**INSTRUÇÃO DADA A**
Transcreva na íntegra, sem qualquer alteração, o excerto sobre os actos políticos e a função administrativa.

**EXCERTO DE TEXTO**
--------------------

Esta actuação está sempre, como seria de esperar, vinculada à juridicidade e à
prossecução do interesse público. Fora desta actuação política administrativa ficam
todos os actos políticos que são alheios ao exercício directo ou imediato da função
administrativa (p.e decisão de se candidatar a vereador ou a reitor). Estes são, então,
actos privados com relevância político-administrativa.
Estes actos políticos podem ser actos unilaterais (p.e. resolução do Conselho de
Ministros) ou plurilaterais (p.e. a celebração de um pacto político). Podem, ainda, ser
actos que não levam à produção de efeitos jurídicos (p.e. a apresentação do programa
do Reitor) ou, por contrário, actos que levem à produção desses efeitos (p.e.
negociação e celebração de um acordo internacional).

--------------------

[Dados armazenados]

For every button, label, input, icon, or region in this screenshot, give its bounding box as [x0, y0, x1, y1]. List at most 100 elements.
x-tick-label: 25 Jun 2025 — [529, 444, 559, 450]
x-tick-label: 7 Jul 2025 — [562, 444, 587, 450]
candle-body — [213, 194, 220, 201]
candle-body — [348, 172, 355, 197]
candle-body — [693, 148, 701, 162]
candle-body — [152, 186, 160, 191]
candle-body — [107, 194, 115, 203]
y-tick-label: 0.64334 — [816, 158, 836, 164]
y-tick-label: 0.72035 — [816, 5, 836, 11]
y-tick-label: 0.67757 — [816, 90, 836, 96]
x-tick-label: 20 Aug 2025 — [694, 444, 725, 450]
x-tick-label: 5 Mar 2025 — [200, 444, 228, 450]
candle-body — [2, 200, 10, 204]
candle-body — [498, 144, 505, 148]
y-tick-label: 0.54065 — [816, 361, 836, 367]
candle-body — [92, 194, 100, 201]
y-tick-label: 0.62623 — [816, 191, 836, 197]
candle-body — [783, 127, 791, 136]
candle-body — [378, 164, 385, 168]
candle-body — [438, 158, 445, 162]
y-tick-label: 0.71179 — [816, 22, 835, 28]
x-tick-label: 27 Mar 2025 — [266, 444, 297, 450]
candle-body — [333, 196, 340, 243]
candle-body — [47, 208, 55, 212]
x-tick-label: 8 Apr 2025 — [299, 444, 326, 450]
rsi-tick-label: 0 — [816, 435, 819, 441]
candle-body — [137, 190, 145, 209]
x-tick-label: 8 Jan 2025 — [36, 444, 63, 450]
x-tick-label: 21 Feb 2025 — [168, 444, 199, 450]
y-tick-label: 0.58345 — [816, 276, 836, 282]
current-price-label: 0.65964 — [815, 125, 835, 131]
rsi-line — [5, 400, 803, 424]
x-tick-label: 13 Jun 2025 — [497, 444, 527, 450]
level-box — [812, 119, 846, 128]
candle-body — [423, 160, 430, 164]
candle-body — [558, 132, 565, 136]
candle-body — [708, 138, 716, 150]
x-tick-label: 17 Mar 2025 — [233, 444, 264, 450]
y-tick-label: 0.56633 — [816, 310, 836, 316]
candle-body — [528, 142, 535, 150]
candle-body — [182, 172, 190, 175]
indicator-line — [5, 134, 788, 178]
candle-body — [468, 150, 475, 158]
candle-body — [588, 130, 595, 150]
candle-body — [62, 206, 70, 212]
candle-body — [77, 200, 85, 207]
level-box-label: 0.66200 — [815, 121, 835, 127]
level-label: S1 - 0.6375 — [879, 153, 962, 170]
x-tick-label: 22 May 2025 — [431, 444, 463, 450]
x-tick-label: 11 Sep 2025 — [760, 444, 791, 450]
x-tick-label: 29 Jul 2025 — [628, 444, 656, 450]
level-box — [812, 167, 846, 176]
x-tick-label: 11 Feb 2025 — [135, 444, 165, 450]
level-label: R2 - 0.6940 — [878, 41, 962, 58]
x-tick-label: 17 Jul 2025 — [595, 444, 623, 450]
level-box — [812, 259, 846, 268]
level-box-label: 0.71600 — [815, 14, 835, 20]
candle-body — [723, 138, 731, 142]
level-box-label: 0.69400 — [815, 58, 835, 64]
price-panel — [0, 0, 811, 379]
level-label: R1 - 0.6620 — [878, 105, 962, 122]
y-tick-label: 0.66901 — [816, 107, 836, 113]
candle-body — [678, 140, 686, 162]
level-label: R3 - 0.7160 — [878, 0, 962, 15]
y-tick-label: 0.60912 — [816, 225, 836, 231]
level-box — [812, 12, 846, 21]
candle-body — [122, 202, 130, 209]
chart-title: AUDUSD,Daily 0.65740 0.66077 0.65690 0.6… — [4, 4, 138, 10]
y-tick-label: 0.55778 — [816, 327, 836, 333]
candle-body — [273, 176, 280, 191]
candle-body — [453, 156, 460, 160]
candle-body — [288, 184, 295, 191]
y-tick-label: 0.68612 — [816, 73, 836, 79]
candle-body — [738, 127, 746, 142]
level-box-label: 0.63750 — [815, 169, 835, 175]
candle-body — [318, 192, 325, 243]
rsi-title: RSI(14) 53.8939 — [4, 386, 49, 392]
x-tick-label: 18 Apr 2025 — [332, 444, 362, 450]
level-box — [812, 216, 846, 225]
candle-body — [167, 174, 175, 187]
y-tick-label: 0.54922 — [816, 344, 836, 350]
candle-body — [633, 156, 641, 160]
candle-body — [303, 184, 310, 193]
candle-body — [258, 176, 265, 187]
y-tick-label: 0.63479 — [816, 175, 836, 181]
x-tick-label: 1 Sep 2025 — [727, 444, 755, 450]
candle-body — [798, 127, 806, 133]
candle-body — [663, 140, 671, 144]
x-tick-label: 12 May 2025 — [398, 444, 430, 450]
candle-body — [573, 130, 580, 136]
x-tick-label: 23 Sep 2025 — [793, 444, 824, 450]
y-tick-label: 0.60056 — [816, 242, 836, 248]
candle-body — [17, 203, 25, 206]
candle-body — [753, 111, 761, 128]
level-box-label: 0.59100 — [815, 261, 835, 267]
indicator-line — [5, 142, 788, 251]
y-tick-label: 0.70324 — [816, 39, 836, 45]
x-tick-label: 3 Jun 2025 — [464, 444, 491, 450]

--------------------

**INSTRUÇÃO DADA B**
Reproduza palavra por palavra as linhas dos dados armazenados, desde a primeira até à linha que contém "y-tick-label: 0.71179 — [816, 22, 835, 28]", ambas incluídas.

**RESULTADO DA TAREFA A**
Esta actuação está sempre, como seria de esperar, vinculada à juridicidade e à
prossecução do interesse público. Fora desta actuação política administrativa ficam
todos os actos políticos que são alheios ao exercício directo ou imediato da função
administrativa (p.e decisão de se candidatar a vereador ou a reitor). Estes são, então,
actos privados com relevância político-administrativa.
Estes actos políticos podem ser actos unilaterais (p.e. resolução do Conselho de
Ministros) ou plurilaterais (p.e. a celebração de um pacto político). Podem, ainda, ser
actos que não levam à produção de efeitos jurídicos (p.e. a apresentação do programa
do Reitor) ou, por contrário, actos que levem à produção desses efeitos (p.e.
negociação e celebração de um acordo internacional).

**RESULTADO DA TAREFA B**
For every button, label, input, icon, or region in this screenshot, give its bounding box as [x0, y0, x1, y1]. List at most 100 elements.
x-tick-label: 25 Jun 2025 — [529, 444, 559, 450]
x-tick-label: 7 Jul 2025 — [562, 444, 587, 450]
candle-body — [213, 194, 220, 201]
candle-body — [348, 172, 355, 197]
candle-body — [693, 148, 701, 162]
candle-body — [152, 186, 160, 191]
candle-body — [107, 194, 115, 203]
y-tick-label: 0.64334 — [816, 158, 836, 164]
y-tick-label: 0.72035 — [816, 5, 836, 11]
y-tick-label: 0.67757 — [816, 90, 836, 96]
x-tick-label: 20 Aug 2025 — [694, 444, 725, 450]
x-tick-label: 5 Mar 2025 — [200, 444, 228, 450]
candle-body — [2, 200, 10, 204]
candle-body — [498, 144, 505, 148]
y-tick-label: 0.54065 — [816, 361, 836, 367]
candle-body — [92, 194, 100, 201]
y-tick-label: 0.62623 — [816, 191, 836, 197]
candle-body — [783, 127, 791, 136]
candle-body — [378, 164, 385, 168]
candle-body — [438, 158, 445, 162]
y-tick-label: 0.71179 — [816, 22, 835, 28]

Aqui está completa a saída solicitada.